◆ **Alıştırma görevleri**
1. Kasım özeti yazısında "30 Kasım 2021" sözleriyle başlayıp "kanıtım var! :)" sözleriyle biten bölümü hiçbir şeyini değiştirmeden tekrar yazın.
2. Kayıtların başından "table-body[interactable]: YDL19... YDL19..." içeren satıra kadar olan kısmı, o satır da dahil olmak üzere yeniden verin. Bu kısımda "algorithm-option" yerine "algorithm-choice" yazın ve geri kalan her şeyi olduğu gibi bırakın.

◆ **Kaynak**
------
30 Kasım 2021 Salı

8. Ay (Kasım) Özeti

Kasım da bitti; yılın son ayına girdik. Aylık yazdığım bu "toplama, özetleme, arşivleme" yazıları bana ne iyi geliyor! Hakikaten bundan 8 ay önce "of hayat boşa geçiyor" der dururken, şimdi "hayat dopdolu ve çok da olması gerektiği gibi geçiyor" diyebiliyorum, çünkü elimde kanıtım var! :)

FARK ETTİM:

Bu ayın başında Mimas'ı yürüyordum. Uzun uzun yazdım zaten, bana çok çok çok ama çok iyi geldi. Belki 10 senedir tek başıma olmamıştım. Oysa ne kadar insanî bir hakmış ve benim ne çok ihtiyacım varmış! Bir aydır o kadar farklı bir C. var ki evde; şeytanlarıyla çarpışmış ve iç huzurunu bulabilmiş bir C. Hem ben mutluysam ve huzurluysam, çevremdeki herkes fark ediyor ışıltımı ve ısımı. Benden uzaktaki sevdiklerim bile.

DÜŞÜNDÜM:

Bu ayın konusu tabii ki çocuklara aşı konusuydu. Ben 5 ve 8 yaşındaki çocuklarıma aşı yaptıracağım ve bunu açık söyleyeyim diğerlerinin sağlığı için yaptıracağım. Evet Corona belki çocuklara zarar vermiyor ya da çok az risk içeriyor ama benim aşısız çocuklarım hissetmeden virüsü başkasına taşıdığında, o başkasının sevdiklerinin ölmesini ben insan olarak kabul edemem, vicdanım kaldırmaz. Bu konuda "birimiz hepimiz, hepimiz birimiz için" şeklinde düşünüyorum. Umarım birçok aile de benim gibi düşünür ve bu illetten artık kurtuluruz.. 

ÇOK SEVDİM:

Bu ay, coğrafyamızda artık kış koşulları başladı. Tabii kış hastalıkları da. Çocuklar gece sık uyanıp sızlanınca, üst kata in çık zorlandım ve kendime salon koltuğunda "ana kucağı" gibi yatak yaptım. Fakat Allahım nasıl güzel, nasıl rahat! Yattığım yerden göğü izleyebiliyorum, o zaten müthiş bir keyif. Bir de sabahları bu şekilde uyandırılma lüksüm var:

Çok tatlı değil mi ya şapşiklerim benim.. Kedi köpek tarafında uyandırılmak da bildiğim ve sevdiğim bir histir ama onların derdi genelde "hadi kalk bana mamamı ver, çişe çıkar" iken, tavşanların öyle bir niyeti yok. Yemekleri kafeslerinde, çişlerini de kafesin köşesindeki tuvaletlerine yapıyorlar. O nedenle evde serbest dolaşabiliyorlar böyle ve sabah bu şekilde uyandırılmak nasıl güzel bir his anlatamam..
------
Öğe kutusu kayıtları:

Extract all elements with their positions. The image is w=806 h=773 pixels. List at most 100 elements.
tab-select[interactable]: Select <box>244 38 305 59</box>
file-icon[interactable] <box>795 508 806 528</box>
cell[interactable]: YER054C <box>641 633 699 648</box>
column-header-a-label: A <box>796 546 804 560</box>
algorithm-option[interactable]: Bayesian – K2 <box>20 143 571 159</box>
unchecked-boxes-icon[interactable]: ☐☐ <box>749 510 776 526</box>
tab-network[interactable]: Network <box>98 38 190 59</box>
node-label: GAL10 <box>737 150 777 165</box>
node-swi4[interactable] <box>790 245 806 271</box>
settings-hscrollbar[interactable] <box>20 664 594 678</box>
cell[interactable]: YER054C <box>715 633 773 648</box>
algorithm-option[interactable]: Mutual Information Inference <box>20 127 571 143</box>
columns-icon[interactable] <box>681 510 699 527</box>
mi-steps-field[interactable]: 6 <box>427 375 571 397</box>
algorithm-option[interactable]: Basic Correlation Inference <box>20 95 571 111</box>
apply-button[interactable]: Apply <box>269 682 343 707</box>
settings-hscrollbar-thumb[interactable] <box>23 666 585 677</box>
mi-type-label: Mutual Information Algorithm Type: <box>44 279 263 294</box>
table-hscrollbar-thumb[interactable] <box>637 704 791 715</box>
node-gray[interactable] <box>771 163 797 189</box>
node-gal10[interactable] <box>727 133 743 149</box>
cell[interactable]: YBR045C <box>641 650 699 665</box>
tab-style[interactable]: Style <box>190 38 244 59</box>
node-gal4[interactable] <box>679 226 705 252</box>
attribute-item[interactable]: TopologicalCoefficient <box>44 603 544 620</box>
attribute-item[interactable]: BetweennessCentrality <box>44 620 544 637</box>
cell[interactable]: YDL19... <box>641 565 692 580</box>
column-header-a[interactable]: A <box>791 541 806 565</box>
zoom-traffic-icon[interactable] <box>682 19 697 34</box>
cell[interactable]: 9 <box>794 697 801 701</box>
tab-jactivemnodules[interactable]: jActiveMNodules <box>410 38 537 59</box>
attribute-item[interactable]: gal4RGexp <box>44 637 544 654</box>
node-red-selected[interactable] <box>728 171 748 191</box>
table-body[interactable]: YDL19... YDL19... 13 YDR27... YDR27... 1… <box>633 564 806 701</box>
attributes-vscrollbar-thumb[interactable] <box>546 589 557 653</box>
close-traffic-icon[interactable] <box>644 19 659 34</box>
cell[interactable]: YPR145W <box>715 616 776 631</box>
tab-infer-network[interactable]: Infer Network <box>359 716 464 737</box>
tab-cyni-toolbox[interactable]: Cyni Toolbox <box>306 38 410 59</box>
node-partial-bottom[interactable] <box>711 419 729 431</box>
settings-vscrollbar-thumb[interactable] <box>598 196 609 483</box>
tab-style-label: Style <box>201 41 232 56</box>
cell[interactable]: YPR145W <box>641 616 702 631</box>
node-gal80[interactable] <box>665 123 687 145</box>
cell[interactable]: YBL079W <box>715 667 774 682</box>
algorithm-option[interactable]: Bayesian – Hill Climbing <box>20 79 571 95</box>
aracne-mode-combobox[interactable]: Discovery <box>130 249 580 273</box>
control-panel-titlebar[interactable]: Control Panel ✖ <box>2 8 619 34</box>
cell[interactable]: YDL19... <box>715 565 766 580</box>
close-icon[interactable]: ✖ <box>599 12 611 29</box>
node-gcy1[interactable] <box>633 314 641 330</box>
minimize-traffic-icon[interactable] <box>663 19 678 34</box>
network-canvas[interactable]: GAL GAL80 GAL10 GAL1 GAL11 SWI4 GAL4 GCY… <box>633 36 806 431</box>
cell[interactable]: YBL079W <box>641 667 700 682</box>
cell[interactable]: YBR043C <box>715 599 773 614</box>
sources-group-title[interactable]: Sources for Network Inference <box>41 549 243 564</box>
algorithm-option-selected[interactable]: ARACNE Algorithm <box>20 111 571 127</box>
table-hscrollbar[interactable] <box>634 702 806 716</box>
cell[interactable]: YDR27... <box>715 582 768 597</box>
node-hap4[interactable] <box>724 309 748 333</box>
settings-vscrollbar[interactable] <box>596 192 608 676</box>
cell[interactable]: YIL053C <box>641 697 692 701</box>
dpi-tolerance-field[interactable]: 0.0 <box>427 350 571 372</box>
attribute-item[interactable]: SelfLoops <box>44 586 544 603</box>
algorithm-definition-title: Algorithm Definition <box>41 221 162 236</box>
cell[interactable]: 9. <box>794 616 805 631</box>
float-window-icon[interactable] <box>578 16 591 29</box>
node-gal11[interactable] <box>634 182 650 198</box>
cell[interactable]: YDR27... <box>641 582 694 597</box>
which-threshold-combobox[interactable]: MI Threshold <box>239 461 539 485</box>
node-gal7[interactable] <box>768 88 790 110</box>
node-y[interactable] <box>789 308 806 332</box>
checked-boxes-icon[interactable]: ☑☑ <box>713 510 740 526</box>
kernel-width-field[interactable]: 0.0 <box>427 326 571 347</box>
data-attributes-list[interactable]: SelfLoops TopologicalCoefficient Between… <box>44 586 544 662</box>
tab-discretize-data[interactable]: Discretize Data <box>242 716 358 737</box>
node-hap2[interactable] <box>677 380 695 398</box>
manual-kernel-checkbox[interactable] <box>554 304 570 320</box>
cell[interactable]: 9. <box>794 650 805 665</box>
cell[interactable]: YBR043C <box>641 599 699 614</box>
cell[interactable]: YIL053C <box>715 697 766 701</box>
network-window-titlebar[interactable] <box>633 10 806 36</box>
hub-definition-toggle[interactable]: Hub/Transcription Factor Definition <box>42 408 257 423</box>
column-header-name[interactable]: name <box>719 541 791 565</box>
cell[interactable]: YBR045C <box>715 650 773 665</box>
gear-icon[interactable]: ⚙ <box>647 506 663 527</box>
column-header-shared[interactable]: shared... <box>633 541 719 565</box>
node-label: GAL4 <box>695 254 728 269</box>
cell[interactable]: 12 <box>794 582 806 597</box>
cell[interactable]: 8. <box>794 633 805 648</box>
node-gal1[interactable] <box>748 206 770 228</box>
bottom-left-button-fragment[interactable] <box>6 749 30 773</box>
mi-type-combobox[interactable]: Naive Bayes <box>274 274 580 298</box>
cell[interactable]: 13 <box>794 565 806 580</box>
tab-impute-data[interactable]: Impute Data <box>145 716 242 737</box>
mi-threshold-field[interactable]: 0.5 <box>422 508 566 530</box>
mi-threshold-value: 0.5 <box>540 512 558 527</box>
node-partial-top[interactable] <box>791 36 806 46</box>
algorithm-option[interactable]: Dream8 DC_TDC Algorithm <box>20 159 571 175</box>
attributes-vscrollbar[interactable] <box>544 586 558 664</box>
------
◆ **Sırayla çözümler**
1.
30 Kasım 2021 Salı

8. Ay (Kasım) Özeti

Kasım da bitti; yılın son ayına girdik. Aylık yazdığım bu "toplama, özetleme, arşivleme" yazıları bana ne iyi geliyor! Hakikaten bundan 8 ay önce "of hayat boşa geçiyor" der dururken, şimdi "hayat dopdolu ve çok da olması gerektiği gibi geçiyor" diyebiliyorum, çünkü elimde kanıtım var! :)

2.
Extract all elements with their positions. The image is w=806 h=773 pixels. List at most 100 elements.
tab-select[interactable]: Select <box>244 38 305 59</box>
file-icon[interactable] <box>795 508 806 528</box>
cell[interactable]: YER054C <box>641 633 699 648</box>
column-header-a-label: A <box>796 546 804 560</box>
algorithm-choice[interactable]: Bayesian – K2 <box>20 143 571 159</box>
unchecked-boxes-icon[interactable]: ☐☐ <box>749 510 776 526</box>
tab-network[interactable]: Network <box>98 38 190 59</box>
node-label: GAL10 <box>737 150 777 165</box>
node-swi4[interactable] <box>790 245 806 271</box>
settings-hscrollbar[interactable] <box>20 664 594 678</box>
cell[interactable]: YER054C <box>715 633 773 648</box>
algorithm-choice[interactable]: Mutual Information Inference <box>20 127 571 143</box>
columns-icon[interactable] <box>681 510 699 527</box>
mi-steps-field[interactable]: 6 <box>427 375 571 397</box>
algorithm-choice[interactable]: Basic Correlation Inference <box>20 95 571 111</box>
apply-button[interactable]: Apply <box>269 682 343 707</box>
settings-hscrollbar-thumb[interactable] <box>23 666 585 677</box>
mi-type-label: Mutual Information Algorithm Type: <box>44 279 263 294</box>
table-hscrollbar-thumb[interactable] <box>637 704 791 715</box>
node-gray[interactable] <box>771 163 797 189</box>
node-gal10[interactable] <box>727 133 743 149</box>
cell[interactable]: YBR045C <box>641 650 699 665</box>
tab-style[interactable]: Style <box>190 38 244 59</box>
node-gal4[interactable] <box>679 226 705 252</box>
attribute-item[interactable]: TopologicalCoefficient <box>44 603 544 620</box>
attribute-item[interactable]: BetweennessCentrality <box>44 620 544 637</box>
cell[interactable]: YDL19... <box>641 565 692 580</box>
column-header-a[interactable]: A <box>791 541 806 565</box>
zoom-traffic-icon[interactable] <box>682 19 697 34</box>
cell[interactable]: 9 <box>794 697 801 701</box>
tab-jactivemnodules[interactable]: jActiveMNodules <box>410 38 537 59</box>
attribute-item[interactable]: gal4RGexp <box>44 637 544 654</box>
node-red-selected[interactable] <box>728 171 748 191</box>
table-body[interactable]: YDL19... YDL19... 13 YDR27... YDR27... 1… <box>633 564 806 701</box>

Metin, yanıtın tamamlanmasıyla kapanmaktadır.